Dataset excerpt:
==========

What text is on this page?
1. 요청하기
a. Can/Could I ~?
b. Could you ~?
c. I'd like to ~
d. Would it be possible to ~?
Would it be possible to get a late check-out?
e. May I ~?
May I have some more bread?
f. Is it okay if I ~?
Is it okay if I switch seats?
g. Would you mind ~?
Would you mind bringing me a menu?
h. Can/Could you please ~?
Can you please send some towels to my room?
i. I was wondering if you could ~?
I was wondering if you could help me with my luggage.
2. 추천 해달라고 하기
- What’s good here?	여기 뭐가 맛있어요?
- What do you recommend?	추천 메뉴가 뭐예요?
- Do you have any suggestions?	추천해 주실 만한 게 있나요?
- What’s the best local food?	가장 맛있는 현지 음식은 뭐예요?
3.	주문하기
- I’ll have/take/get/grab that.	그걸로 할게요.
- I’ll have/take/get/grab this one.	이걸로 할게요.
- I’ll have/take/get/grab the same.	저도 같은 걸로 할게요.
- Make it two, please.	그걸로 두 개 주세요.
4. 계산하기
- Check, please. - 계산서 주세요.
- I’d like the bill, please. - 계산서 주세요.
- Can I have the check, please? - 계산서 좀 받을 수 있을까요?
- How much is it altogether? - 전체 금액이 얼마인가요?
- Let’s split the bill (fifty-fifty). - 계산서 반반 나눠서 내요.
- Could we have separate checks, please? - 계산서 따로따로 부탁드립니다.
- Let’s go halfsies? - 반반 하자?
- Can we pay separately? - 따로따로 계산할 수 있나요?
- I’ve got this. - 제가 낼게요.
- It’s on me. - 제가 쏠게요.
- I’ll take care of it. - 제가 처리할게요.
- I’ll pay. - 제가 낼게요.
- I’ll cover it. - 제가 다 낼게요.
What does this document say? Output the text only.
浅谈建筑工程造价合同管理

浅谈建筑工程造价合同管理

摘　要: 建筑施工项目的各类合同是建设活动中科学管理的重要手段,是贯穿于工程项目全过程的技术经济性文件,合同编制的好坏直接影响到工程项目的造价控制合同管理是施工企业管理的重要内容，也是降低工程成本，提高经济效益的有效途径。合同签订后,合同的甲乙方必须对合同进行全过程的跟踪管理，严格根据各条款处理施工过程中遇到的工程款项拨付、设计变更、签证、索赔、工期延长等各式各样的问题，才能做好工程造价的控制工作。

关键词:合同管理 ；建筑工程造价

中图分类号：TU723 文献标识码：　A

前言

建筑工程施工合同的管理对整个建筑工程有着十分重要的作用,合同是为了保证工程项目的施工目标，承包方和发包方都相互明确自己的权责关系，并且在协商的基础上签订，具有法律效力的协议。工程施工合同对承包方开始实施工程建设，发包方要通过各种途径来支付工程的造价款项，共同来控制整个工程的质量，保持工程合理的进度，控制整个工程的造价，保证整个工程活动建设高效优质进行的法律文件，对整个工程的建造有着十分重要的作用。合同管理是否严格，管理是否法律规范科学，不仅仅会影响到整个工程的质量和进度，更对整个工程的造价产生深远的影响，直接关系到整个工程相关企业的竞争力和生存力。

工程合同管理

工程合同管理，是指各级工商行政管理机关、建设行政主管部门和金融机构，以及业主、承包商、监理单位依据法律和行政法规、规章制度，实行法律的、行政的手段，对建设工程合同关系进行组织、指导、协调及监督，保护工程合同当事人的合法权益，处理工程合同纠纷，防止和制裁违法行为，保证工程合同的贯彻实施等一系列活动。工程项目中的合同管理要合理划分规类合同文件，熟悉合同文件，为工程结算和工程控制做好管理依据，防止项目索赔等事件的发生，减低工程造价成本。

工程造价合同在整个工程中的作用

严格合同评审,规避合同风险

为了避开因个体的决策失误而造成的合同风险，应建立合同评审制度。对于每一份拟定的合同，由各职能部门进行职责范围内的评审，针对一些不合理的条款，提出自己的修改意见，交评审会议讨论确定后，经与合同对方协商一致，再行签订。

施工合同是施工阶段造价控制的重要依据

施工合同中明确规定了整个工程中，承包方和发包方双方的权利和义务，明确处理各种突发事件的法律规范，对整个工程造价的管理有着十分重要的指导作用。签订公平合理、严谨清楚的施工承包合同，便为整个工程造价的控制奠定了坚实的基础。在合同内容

==========

What is asked:
Pull every line containing "工程合同管理" out of the records.

Reply to the exercise:
工程合同管理
工程合同管理，是指各级工商行政管理机关、建设行政主管部门和金融机构，以及业主、承包商、监理单位依据法律和行政法规、规章制度，实行法律的、行政的手段，对建设工程合同关系进行组织、指导、协调及监督，保护工程合同当事人的合法权益，处理工程合同纠纷，防止和制裁违法行为，保证工程合同的贯彻实施等一系列活动。工程项目中的合同管理要合理划分规类合同文件，熟悉合同文件，为工程结算和工程控制做好管理依据，防止项目索赔等事件的发生，减低工程造价成本。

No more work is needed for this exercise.